*AIM*:
Copy all the material below, exactly as it stands.
*** THE RECORDS
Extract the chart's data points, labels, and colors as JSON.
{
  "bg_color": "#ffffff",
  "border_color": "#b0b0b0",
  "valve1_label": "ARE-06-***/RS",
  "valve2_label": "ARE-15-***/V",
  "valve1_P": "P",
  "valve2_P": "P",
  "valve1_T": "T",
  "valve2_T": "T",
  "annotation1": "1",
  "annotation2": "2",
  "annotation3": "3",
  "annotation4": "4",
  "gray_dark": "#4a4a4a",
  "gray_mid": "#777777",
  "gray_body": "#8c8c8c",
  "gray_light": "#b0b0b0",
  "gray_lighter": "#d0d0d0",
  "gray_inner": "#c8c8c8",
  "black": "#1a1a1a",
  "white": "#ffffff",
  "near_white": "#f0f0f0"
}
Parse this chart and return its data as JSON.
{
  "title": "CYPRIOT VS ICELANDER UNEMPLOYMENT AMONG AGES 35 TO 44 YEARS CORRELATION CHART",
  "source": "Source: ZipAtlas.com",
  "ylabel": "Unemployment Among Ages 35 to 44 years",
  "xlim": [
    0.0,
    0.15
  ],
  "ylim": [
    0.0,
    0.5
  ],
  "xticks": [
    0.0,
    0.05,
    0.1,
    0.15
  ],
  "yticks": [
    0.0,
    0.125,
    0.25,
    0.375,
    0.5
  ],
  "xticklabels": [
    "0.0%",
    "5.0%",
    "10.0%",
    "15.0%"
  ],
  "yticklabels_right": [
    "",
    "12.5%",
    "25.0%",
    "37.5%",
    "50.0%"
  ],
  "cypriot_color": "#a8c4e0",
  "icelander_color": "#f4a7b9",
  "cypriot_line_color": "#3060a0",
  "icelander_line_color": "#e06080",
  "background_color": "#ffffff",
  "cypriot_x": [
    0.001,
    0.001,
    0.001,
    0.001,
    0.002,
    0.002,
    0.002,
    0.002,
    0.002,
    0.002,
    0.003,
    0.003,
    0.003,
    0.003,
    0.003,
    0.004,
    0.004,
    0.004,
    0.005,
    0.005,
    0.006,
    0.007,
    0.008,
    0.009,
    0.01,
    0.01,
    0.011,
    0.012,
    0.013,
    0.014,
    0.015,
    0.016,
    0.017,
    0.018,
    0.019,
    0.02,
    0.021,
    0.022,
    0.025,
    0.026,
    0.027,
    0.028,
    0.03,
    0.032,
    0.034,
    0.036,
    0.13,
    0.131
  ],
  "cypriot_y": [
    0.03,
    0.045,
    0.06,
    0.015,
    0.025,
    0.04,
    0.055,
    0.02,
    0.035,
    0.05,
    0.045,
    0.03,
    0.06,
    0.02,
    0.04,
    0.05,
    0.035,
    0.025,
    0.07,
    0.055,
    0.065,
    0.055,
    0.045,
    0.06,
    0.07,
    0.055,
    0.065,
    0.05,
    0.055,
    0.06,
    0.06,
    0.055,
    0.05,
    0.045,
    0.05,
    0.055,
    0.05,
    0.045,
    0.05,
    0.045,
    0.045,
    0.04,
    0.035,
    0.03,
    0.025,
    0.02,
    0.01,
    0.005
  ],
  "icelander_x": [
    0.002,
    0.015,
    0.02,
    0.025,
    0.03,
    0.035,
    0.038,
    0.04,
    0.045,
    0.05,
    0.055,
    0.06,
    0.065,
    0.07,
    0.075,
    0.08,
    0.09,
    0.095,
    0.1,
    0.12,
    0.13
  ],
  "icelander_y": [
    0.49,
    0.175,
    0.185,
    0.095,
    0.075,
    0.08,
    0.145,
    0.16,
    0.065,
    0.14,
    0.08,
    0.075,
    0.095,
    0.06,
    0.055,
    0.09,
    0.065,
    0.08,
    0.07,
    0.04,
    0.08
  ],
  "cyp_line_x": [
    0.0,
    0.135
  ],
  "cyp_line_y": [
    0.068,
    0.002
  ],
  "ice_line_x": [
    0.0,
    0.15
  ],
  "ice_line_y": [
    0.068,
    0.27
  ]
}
******
*SOLUTION BELOW*:
Extract the chart's data points, labels, and colors as JSON.
{
  "bg_color": "#ffffff",
  "border_color": "#b0b0b0",
  "valve1_label": "ARE-06-***/RS",
  "valve2_label": "ARE-15-***/V",
  "valve1_P": "P",
  "valve2_P": "P",
  "valve1_T": "T",
  "valve2_T": "T",
  "annotation1": "1",
  "annotation2": "2",
  "annotation3": "3",
  "annotation4": "4",
  "gray_dark": "#4a4a4a",
  "gray_mid": "#777777",
  "gray_body": "#8c8c8c",
  "gray_light": "#b0b0b0",
  "gray_lighter": "#d0d0d0",
  "gray_inner": "#c8c8c8",
  "black": "#1a1a1a",
  "white": "#ffffff",
  "near_white": "#f0f0f0"
}
Parse this chart and return its data as JSON.
{
  "title": "CYPRIOT VS ICELANDER UNEMPLOYMENT AMONG AGES 35 TO 44 YEARS CORRELATION CHART",
  "source": "Source: ZipAtlas.com",
  "ylabel": "Unemployment Among Ages 35 to 44 years",
  "xlim": [
    0.0,
    0.15
  ],
  "ylim": [
    0.0,
    0.5
  ],
  "xticks": [
    0.0,
    0.05,
    0.1,
    0.15
  ],
  "yticks": [
    0.0,
    0.125,
    0.25,
    0.375,
    0.5
  ],
  "xticklabels": [
    "0.0%",
    "5.0%",
    "10.0%",
    "15.0%"
  ],
  "yticklabels_right": [
    "",
    "12.5%",
    "25.0%",
    "37.5%",
    "50.0%"
  ],
  "cypriot_color": "#a8c4e0",
  "icelander_color": "#f4a7b9",
  "cypriot_line_color": "#3060a0",
  "icelander_line_color": "#e06080",
  "background_color": "#ffffff",
  "cypriot_x": [
    0.001,
    0.001,
    0.001,
    0.001,
    0.002,
    0.002,
    0.002,
    0.002,
    0.002,
    0.002,
    0.003,
    0.003,
    0.003,
    0.003,
    0.003,
    0.004,
    0.004,
    0.004,
    0.005,
    0.005,
    0.006,
    0.007,
    0.008,
    0.009,
    0.01,
    0.01,
    0.011,
    0.012,
    0.013,
    0.014,
    0.015,
    0.016,
    0.017,
    0.018,
    0.019,
    0.02,
    0.021,
    0.022,
    0.025,
    0.026,
    0.027,
    0.028,
    0.03,
    0.032,
    0.034,
    0.036,
    0.13,
    0.131
  ],
  "cypriot_y": [
    0.03,
    0.045,
    0.06,
    0.015,
    0.025,
    0.04,
    0.055,
    0.02,
    0.035,
    0.05,
    0.045,
    0.03,
    0.06,
    0.02,
    0.04,
    0.05,
    0.035,
    0.025,
    0.07,
    0.055,
    0.065,
    0.055,
    0.045,
    0.06,
    0.07,
    0.055,
    0.065,
    0.05,
    0.055,
    0.06,
    0.06,
    0.055,
    0.05,
    0.045,
    0.05,
    0.055,
    0.05,
    0.045,
    0.05,
    0.045,
    0.045,
    0.04,
    0.035,
    0.03,
    0.025,
    0.02,
    0.01,
    0.005
  ],
  "icelander_x": [
    0.002,
    0.015,
    0.02,
    0.025,
    0.03,
    0.035,
    0.038,
    0.04,
    0.045,
    0.05,
    0.055,
    0.06,
    0.065,
    0.07,
    0.075,
    0.08,
    0.09,
    0.095,
    0.1,
    0.12,
    0.13
  ],
  "icelander_y": [
    0.49,
    0.175,
    0.185,
    0.095,
    0.075,
    0.08,
    0.145,
    0.16,
    0.065,
    0.14,
    0.08,
    0.075,
    0.095,
    0.06,
    0.055,
    0.09,
    0.065,
    0.08,
    0.07,
    0.04,
    0.08
  ],
  "cyp_line_x": [
    0.0,
    0.135
  ],
  "cyp_line_y": [
    0.068,
    0.002
  ],
  "ice_line_x": [
    0.0,
    0.15
  ],
  "ice_line_y": [
    0.068,
    0.27
  ]
}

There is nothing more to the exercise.